[Start of Dataset records]

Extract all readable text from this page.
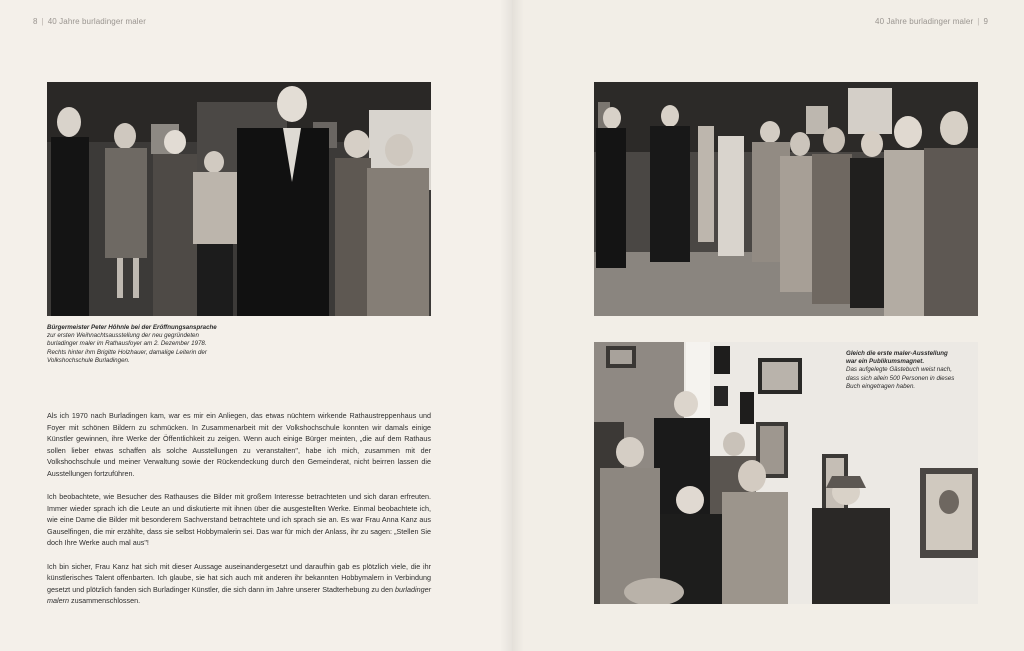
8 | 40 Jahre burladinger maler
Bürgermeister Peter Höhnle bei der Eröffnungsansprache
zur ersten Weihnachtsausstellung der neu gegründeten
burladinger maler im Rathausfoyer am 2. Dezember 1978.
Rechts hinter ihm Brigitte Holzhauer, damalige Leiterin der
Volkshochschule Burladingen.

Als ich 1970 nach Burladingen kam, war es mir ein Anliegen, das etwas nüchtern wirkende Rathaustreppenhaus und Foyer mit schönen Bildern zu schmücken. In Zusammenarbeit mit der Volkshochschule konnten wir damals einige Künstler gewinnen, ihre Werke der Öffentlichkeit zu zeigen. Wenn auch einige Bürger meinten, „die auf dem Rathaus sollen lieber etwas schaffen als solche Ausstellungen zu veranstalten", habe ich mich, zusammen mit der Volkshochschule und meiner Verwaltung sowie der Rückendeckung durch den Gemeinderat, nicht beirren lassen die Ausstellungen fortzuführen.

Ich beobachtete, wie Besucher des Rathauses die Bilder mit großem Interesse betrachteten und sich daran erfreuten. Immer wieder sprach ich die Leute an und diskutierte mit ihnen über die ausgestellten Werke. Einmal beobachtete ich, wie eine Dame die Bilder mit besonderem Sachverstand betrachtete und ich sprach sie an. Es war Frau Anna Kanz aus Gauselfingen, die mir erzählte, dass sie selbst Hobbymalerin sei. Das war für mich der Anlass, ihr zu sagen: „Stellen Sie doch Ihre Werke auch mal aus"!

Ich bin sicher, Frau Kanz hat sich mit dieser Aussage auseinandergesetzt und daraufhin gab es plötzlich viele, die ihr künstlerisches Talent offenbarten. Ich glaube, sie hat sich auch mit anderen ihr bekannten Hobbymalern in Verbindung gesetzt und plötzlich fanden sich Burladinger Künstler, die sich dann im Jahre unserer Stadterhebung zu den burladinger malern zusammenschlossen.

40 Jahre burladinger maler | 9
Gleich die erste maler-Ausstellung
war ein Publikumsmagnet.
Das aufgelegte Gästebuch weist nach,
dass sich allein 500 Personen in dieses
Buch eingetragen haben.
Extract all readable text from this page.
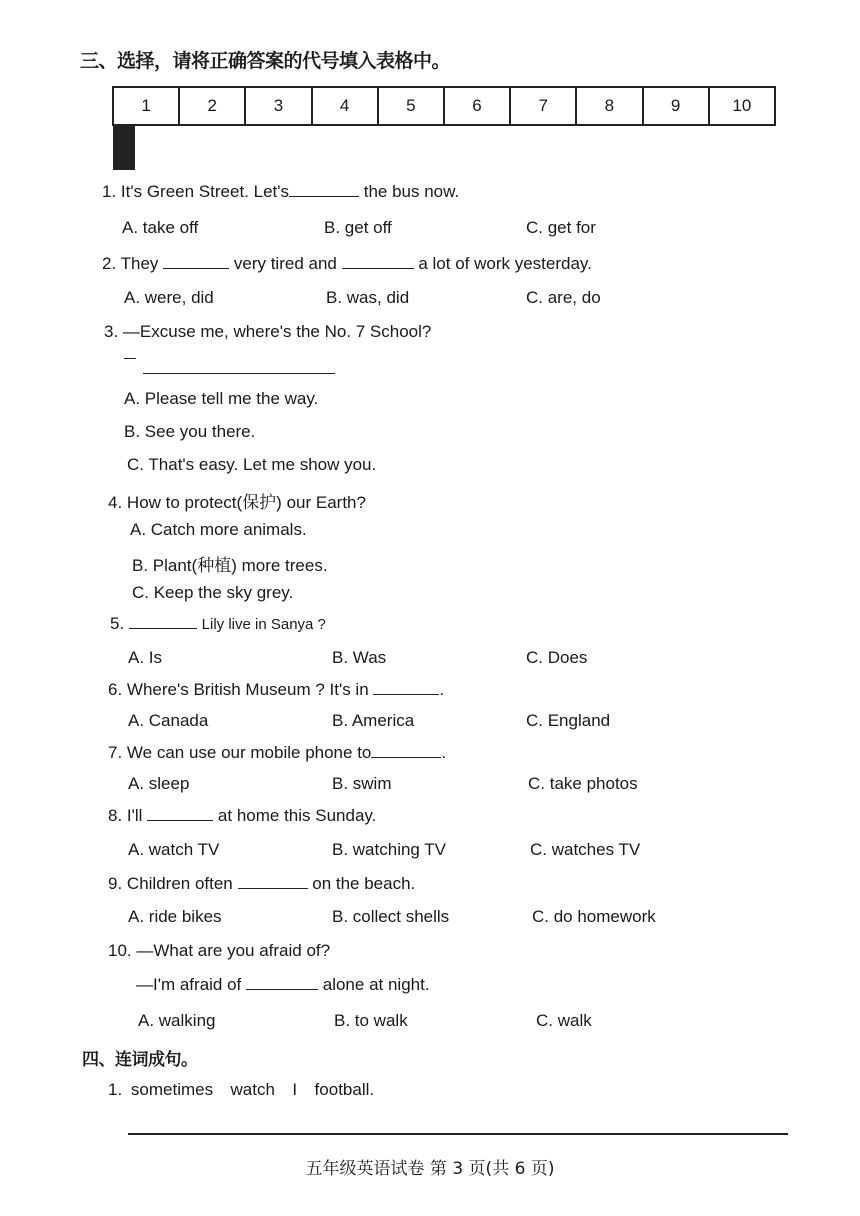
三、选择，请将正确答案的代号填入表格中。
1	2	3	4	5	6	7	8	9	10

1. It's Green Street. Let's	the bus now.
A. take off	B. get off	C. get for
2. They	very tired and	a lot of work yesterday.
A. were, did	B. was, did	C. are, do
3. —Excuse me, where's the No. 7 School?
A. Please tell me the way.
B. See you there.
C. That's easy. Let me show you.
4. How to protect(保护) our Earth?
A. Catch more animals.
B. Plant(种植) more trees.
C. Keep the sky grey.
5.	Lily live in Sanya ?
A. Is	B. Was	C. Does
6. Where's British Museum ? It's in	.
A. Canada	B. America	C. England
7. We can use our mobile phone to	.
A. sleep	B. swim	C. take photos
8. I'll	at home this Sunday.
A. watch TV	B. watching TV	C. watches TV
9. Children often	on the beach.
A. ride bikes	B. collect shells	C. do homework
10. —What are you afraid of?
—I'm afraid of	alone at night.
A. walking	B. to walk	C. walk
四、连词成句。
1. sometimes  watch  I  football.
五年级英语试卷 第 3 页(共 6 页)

[End of Dataset records]

Take the listing above and print it exactly, apart from the pictures.

Extract all readable text from this page.
8 | 40 Jahre burladinger maler
Bürgermeister Peter Höhnle bei der Eröffnungsansprache
zur ersten Weihnachtsausstellung der neu gegründeten
burladinger maler im Rathausfoyer am 2. Dezember 1978.
Rechts hinter ihm Brigitte Holzhauer, damalige Leiterin der
Volkshochschule Burladingen.

Als ich 1970 nach Burladingen kam, war es mir ein Anliegen, das etwas nüchtern wirkende Rathaustreppenhaus und Foyer mit schönen Bildern zu schmücken. In Zusammenarbeit mit der Volkshochschule konnten wir damals einige Künstler gewinnen, ihre Werke der Öffentlichkeit zu zeigen. Wenn auch einige Bürger meinten, „die auf dem Rathaus sollen lieber etwas schaffen als solche Ausstellungen zu veranstalten", habe ich mich, zusammen mit der Volkshochschule und meiner Verwaltung sowie der Rückendeckung durch den Gemeinderat, nicht beirren lassen die Ausstellungen fortzuführen.

Ich beobachtete, wie Besucher des Rathauses die Bilder mit großem Interesse betrachteten und sich daran erfreuten. Immer wieder sprach ich die Leute an und diskutierte mit ihnen über die ausgestellten Werke. Einmal beobachtete ich, wie eine Dame die Bilder mit besonderem Sachverstand betrachtete und ich sprach sie an. Es war Frau Anna Kanz aus Gauselfingen, die mir erzählte, dass sie selbst Hobbymalerin sei. Das war für mich der Anlass, ihr zu sagen: „Stellen Sie doch Ihre Werke auch mal aus"!

Ich bin sicher, Frau Kanz hat sich mit dieser Aussage auseinandergesetzt und daraufhin gab es plötzlich viele, die ihr künstlerisches Talent offenbarten. Ich glaube, sie hat sich auch mit anderen ihr bekannten Hobbymalern in Verbindung gesetzt und plötzlich fanden sich Burladinger Künstler, die sich dann im Jahre unserer Stadterhebung zu den burladinger malern zusammenschlossen.

40 Jahre burladinger maler | 9
Gleich die erste maler-Ausstellung
war ein Publikumsmagnet.
Das aufgelegte Gästebuch weist nach,
dass sich allein 500 Personen in dieses
Buch eingetragen haben.
Extract all readable text from this page.
三、选择，请将正确答案的代号填入表格中。
1	2	3	4	5	6	7	8	9	10

1. It's Green Street. Let's	the bus now.
A. take off	B. get off	C. get for
2. They	very tired and	a lot of work yesterday.
A. were, did	B. was, did	C. are, do
3. —Excuse me, where's the No. 7 School?
A. Please tell me the way.
B. See you there.
C. That's easy. Let me show you.
4. How to protect(保护) our Earth?
A. Catch more animals.
B. Plant(种植) more trees.
C. Keep the sky grey.
5.	Lily live in Sanya ?
A. Is	B. Was	C. Does
6. Where's British Museum ? It's in	.
A. Canada	B. America	C. England
7. We can use our mobile phone to	.
A. sleep	B. swim	C. take photos
8. I'll	at home this Sunday.
A. watch TV	B. watching TV	C. watches TV
9. Children often	on the beach.
A. ride bikes	B. collect shells	C. do homework
10. —What are you afraid of?
—I'm afraid of	alone at night.
A. walking	B. to walk	C. walk
四、连词成句。
1. sometimes  watch  I  football.
五年级英语试卷 第 3 页(共 6 页)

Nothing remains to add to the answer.